Begin Data
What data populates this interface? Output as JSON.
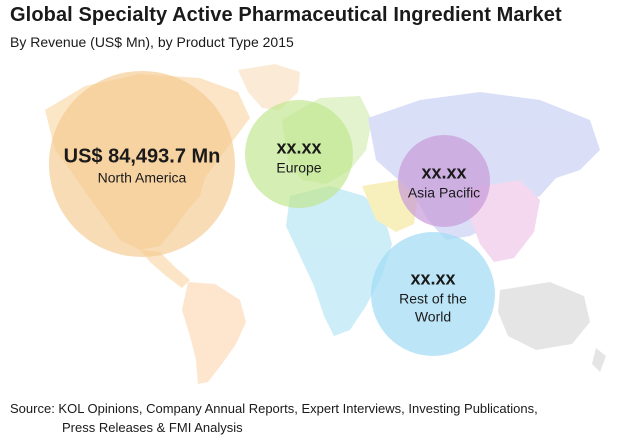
{
  "header": {
    "title": "Global Specialty Active Pharmaceutical Ingredient Market",
    "subtitle": "By Revenue (US$ Mn), by Product Type 2015"
  },
  "regions": [
    {
      "id": "north-america",
      "value": "US$ 84,493.7 Mn",
      "name": "North America",
      "color": "#f5c98f"
    },
    {
      "id": "europe",
      "value": "xx.xx",
      "name": "Europe",
      "color": "#bfe58a"
    },
    {
      "id": "asia-pacific",
      "value": "xx.xx",
      "name": "Asia Pacific",
      "color": "#c79ad8"
    },
    {
      "id": "rest-of-world",
      "value": "xx.xx",
      "name_line1": "Rest of the",
      "name_line2": "World",
      "color": "#9fdcf5"
    }
  ],
  "map_colors": {
    "north_america": "#fbe3c0",
    "south_america": "#fde3c9",
    "europe": "#dff2c8",
    "africa": "#c8ecf7",
    "asia": "#d6dcf7",
    "middle_east": "#f7efb6",
    "southeast_asia": "#f2d4ee",
    "oceania": "#e3e3e3",
    "greenland": "#fbe9d2"
  },
  "source": {
    "line1": "Source: KOL Opinions, Company Annual Reports, Expert Interviews, Investing Publications,",
    "line2": "Press Releases & FMI Analysis"
  }
}
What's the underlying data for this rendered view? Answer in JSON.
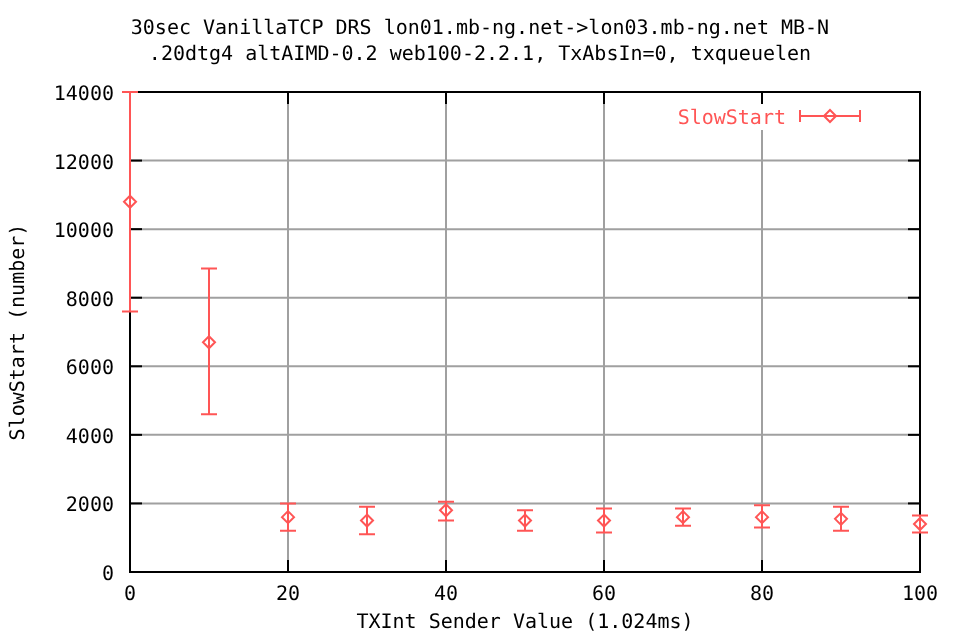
{
  "chart_data": {
    "type": "scatter",
    "title": "30sec VanillaTCP DRS lon01.mb-ng.net->lon03.mb-ng.net MB-N",
    "subtitle": ".20dtg4 altAIMD-0.2 web100-2.2.1, TxAbsIn=0, txqueuelen",
    "xlabel": "TXInt Sender Value (1.024ms)",
    "ylabel": "SlowStart (number)",
    "x": [
      0,
      10,
      20,
      30,
      40,
      50,
      60,
      70,
      80,
      90,
      100
    ],
    "series": [
      {
        "name": "SlowStart",
        "color": "#ff5555",
        "values": [
          10800,
          6700,
          1600,
          1500,
          1800,
          1500,
          1500,
          1600,
          1600,
          1550,
          1400
        ],
        "errors": [
          [
            7600,
            14000
          ],
          [
            4600,
            8850
          ],
          [
            1200,
            2000
          ],
          [
            1100,
            1900
          ],
          [
            1500,
            2050
          ],
          [
            1200,
            1800
          ],
          [
            1150,
            1850
          ],
          [
            1350,
            1850
          ],
          [
            1300,
            1950
          ],
          [
            1200,
            1900
          ],
          [
            1150,
            1650
          ]
        ]
      }
    ],
    "xlim": [
      0,
      100
    ],
    "xticks": [
      0,
      20,
      40,
      60,
      80,
      100
    ],
    "ylim": [
      0,
      14000
    ],
    "yticks": [
      0,
      2000,
      4000,
      6000,
      8000,
      10000,
      12000,
      14000
    ],
    "grid": true,
    "legend": "top right",
    "marker": "diamond"
  }
}
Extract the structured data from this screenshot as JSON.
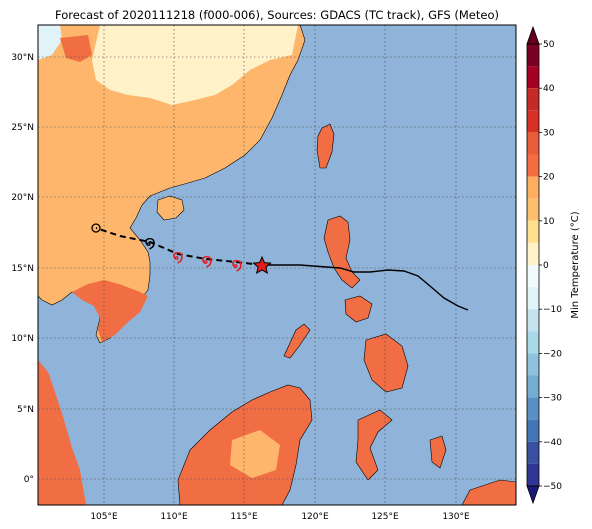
End Data
Images must not appear in the copy; reproduce everything else in the records verbatim.

Solution for this exercise:
What data populates this interface? Output as JSON.
{
  "header": {
    "title": "Global Specialty Active Pharmaceutical Ingredient Market",
    "subtitle": "By Revenue (US$ Mn), by Product Type 2015"
  },
  "regions": [
    {
      "id": "north-america",
      "value": "US$ 84,493.7 Mn",
      "name": "North America",
      "color": "#f5c98f"
    },
    {
      "id": "europe",
      "value": "xx.xx",
      "name": "Europe",
      "color": "#bfe58a"
    },
    {
      "id": "asia-pacific",
      "value": "xx.xx",
      "name": "Asia Pacific",
      "color": "#c79ad8"
    },
    {
      "id": "rest-of-world",
      "value": "xx.xx",
      "name_line1": "Rest of the",
      "name_line2": "World",
      "color": "#9fdcf5"
    }
  ],
  "map_colors": {
    "north_america": "#fbe3c0",
    "south_america": "#fde3c9",
    "europe": "#dff2c8",
    "africa": "#c8ecf7",
    "asia": "#d6dcf7",
    "middle_east": "#f7efb6",
    "southeast_asia": "#f2d4ee",
    "oceania": "#e3e3e3",
    "greenland": "#fbe9d2"
  },
  "source": {
    "line1": "Source: KOL Opinions, Company Annual Reports, Expert Interviews, Investing Publications,",
    "line2": "Press Releases & FMI Analysis"
  }
}
What's the underlying data for this rendered view? Answer in JSON.
{
  "chart_data": {
    "type": "scatter",
    "title": "30sec VanillaTCP DRS lon01.mb-ng.net->lon03.mb-ng.net MB-N",
    "subtitle": ".20dtg4 altAIMD-0.2 web100-2.2.1, TxAbsIn=0, txqueuelen",
    "xlabel": "TXInt Sender Value (1.024ms)",
    "ylabel": "SlowStart (number)",
    "x": [
      0,
      10,
      20,
      30,
      40,
      50,
      60,
      70,
      80,
      90,
      100
    ],
    "series": [
      {
        "name": "SlowStart",
        "color": "#ff5555",
        "values": [
          10800,
          6700,
          1600,
          1500,
          1800,
          1500,
          1500,
          1600,
          1600,
          1550,
          1400
        ],
        "errors": [
          [
            7600,
            14000
          ],
          [
            4600,
            8850
          ],
          [
            1200,
            2000
          ],
          [
            1100,
            1900
          ],
          [
            1500,
            2050
          ],
          [
            1200,
            1800
          ],
          [
            1150,
            1850
          ],
          [
            1350,
            1850
          ],
          [
            1300,
            1950
          ],
          [
            1200,
            1900
          ],
          [
            1150,
            1650
          ]
        ]
      }
    ],
    "xlim": [
      0,
      100
    ],
    "xticks": [
      0,
      20,
      40,
      60,
      80,
      100
    ],
    "ylim": [
      0,
      14000
    ],
    "yticks": [
      0,
      2000,
      4000,
      6000,
      8000,
      10000,
      12000,
      14000
    ],
    "grid": true,
    "legend": "top right",
    "marker": "diamond"
  }
}
Extract the structured data from this screenshot as JSON.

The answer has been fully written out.